(Stored records)
- - - - - - -

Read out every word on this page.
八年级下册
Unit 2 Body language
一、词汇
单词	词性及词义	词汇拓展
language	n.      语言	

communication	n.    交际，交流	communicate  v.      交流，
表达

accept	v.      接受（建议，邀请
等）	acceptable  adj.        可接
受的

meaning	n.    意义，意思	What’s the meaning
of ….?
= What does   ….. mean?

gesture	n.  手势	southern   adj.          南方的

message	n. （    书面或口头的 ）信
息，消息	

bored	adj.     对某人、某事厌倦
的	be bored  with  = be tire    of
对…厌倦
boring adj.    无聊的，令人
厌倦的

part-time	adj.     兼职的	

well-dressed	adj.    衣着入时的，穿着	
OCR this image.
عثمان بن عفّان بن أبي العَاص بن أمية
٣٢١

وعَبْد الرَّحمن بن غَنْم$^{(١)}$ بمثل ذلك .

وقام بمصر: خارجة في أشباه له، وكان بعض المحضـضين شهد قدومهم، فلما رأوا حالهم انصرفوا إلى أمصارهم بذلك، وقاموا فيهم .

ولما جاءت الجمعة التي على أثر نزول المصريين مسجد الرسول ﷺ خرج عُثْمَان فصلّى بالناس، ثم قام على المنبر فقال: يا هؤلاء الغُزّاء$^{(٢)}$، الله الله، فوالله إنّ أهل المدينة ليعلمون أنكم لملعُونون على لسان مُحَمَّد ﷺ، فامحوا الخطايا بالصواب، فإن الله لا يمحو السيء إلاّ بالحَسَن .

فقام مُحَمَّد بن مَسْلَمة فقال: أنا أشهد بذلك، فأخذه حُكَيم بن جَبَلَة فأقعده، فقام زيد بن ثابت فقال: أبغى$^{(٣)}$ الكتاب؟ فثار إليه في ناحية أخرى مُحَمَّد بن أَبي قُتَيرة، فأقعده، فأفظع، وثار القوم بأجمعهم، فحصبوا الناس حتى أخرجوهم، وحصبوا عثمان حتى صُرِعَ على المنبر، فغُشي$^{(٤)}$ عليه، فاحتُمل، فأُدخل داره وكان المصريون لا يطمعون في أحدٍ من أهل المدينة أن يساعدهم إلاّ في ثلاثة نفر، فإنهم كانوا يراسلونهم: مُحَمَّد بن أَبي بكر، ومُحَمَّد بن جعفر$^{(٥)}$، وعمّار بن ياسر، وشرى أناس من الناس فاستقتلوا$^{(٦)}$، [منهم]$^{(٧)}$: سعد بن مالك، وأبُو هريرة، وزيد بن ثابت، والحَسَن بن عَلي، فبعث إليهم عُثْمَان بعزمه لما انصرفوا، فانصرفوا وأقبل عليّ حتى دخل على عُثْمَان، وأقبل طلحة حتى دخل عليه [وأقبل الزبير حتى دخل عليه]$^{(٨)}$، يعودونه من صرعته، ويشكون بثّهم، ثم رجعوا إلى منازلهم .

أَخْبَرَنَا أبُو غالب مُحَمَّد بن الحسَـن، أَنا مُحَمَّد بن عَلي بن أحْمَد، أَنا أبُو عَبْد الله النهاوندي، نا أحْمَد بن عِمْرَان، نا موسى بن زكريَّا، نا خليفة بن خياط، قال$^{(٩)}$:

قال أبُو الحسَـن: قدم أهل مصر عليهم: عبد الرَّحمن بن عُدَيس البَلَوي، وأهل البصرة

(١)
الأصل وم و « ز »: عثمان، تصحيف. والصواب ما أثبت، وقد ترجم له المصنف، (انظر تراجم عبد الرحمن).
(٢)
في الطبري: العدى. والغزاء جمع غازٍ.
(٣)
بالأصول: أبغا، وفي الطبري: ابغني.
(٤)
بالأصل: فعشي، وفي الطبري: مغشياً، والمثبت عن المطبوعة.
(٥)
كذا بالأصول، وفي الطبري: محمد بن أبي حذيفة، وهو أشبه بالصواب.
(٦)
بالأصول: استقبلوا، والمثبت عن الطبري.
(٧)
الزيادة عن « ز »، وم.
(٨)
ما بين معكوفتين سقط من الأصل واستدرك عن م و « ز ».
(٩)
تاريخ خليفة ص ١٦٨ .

- - - - - - -

▶ **Directions for this task**: Print the material above once more, exactly.

▶ **Response to the exercise**:
Read out every word on this page.
八年级下册
Unit 2 Body language
一、词汇
单词	词性及词义	词汇拓展
language	n.      语言	

communication	n.    交际，交流	communicate  v.      交流，
表达

accept	v.      接受（建议，邀请
等）	acceptable  adj.        可接
受的

meaning	n.    意义，意思	What’s the meaning
of ….?
= What does   ….. mean?

gesture	n.  手势	southern   adj.          南方的

message	n. （    书面或口头的 ）信
息，消息	

bored	adj.     对某人、某事厌倦
的	be bored  with  = be tire    of
对…厌倦
boring adj.    无聊的，令人
厌倦的

part-time	adj.     兼职的	

well-dressed	adj.    衣着入时的，穿着	
OCR this image.
عثمان بن عفّان بن أبي العَاص بن أمية
٣٢١

وعَبْد الرَّحمن بن غَنْم$^{(١)}$ بمثل ذلك .

وقام بمصر: خارجة في أشباه له، وكان بعض المحضـضين شهد قدومهم، فلما رأوا حالهم انصرفوا إلى أمصارهم بذلك، وقاموا فيهم .

ولما جاءت الجمعة التي على أثر نزول المصريين مسجد الرسول ﷺ خرج عُثْمَان فصلّى بالناس، ثم قام على المنبر فقال: يا هؤلاء الغُزّاء$^{(٢)}$، الله الله، فوالله إنّ أهل المدينة ليعلمون أنكم لملعُونون على لسان مُحَمَّد ﷺ، فامحوا الخطايا بالصواب، فإن الله لا يمحو السيء إلاّ بالحَسَن .

فقام مُحَمَّد بن مَسْلَمة فقال: أنا أشهد بذلك، فأخذه حُكَيم بن جَبَلَة فأقعده، فقام زيد بن ثابت فقال: أبغى$^{(٣)}$ الكتاب؟ فثار إليه في ناحية أخرى مُحَمَّد بن أَبي قُتَيرة، فأقعده، فأفظع، وثار القوم بأجمعهم، فحصبوا الناس حتى أخرجوهم، وحصبوا عثمان حتى صُرِعَ على المنبر، فغُشي$^{(٤)}$ عليه، فاحتُمل، فأُدخل داره وكان المصريون لا يطمعون في أحدٍ من أهل المدينة أن يساعدهم إلاّ في ثلاثة نفر، فإنهم كانوا يراسلونهم: مُحَمَّد بن أَبي بكر، ومُحَمَّد بن جعفر$^{(٥)}$، وعمّار بن ياسر، وشرى أناس من الناس فاستقتلوا$^{(٦)}$، [منهم]$^{(٧)}$: سعد بن مالك، وأبُو هريرة، وزيد بن ثابت، والحَسَن بن عَلي، فبعث إليهم عُثْمَان بعزمه لما انصرفوا، فانصرفوا وأقبل عليّ حتى دخل على عُثْمَان، وأقبل طلحة حتى دخل عليه [وأقبل الزبير حتى دخل عليه]$^{(٨)}$، يعودونه من صرعته، ويشكون بثّهم، ثم رجعوا إلى منازلهم .

أَخْبَرَنَا أبُو غالب مُحَمَّد بن الحسَـن، أَنا مُحَمَّد بن عَلي بن أحْمَد، أَنا أبُو عَبْد الله النهاوندي، نا أحْمَد بن عِمْرَان، نا موسى بن زكريَّا، نا خليفة بن خياط، قال$^{(٩)}$:

قال أبُو الحسَـن: قدم أهل مصر عليهم: عبد الرَّحمن بن عُدَيس البَلَوي، وأهل البصرة

(١)
الأصل وم و « ز »: عثمان، تصحيف. والصواب ما أثبت، وقد ترجم له المصنف، (انظر تراجم عبد الرحمن).
(٢)
في الطبري: العدى. والغزاء جمع غازٍ.
(٣)
بالأصول: أبغا، وفي الطبري: ابغني.
(٤)
بالأصل: فعشي، وفي الطبري: مغشياً، والمثبت عن المطبوعة.
(٥)
كذا بالأصول، وفي الطبري: محمد بن أبي حذيفة، وهو أشبه بالصواب.
(٦)
بالأصول: استقبلوا، والمثبت عن الطبري.
(٧)
الزيادة عن « ز »، وم.
(٨)
ما بين معكوفتين سقط من الأصل واستدرك عن م و « ز ».
(٩)
تاريخ خليفة ص ١٦٨ .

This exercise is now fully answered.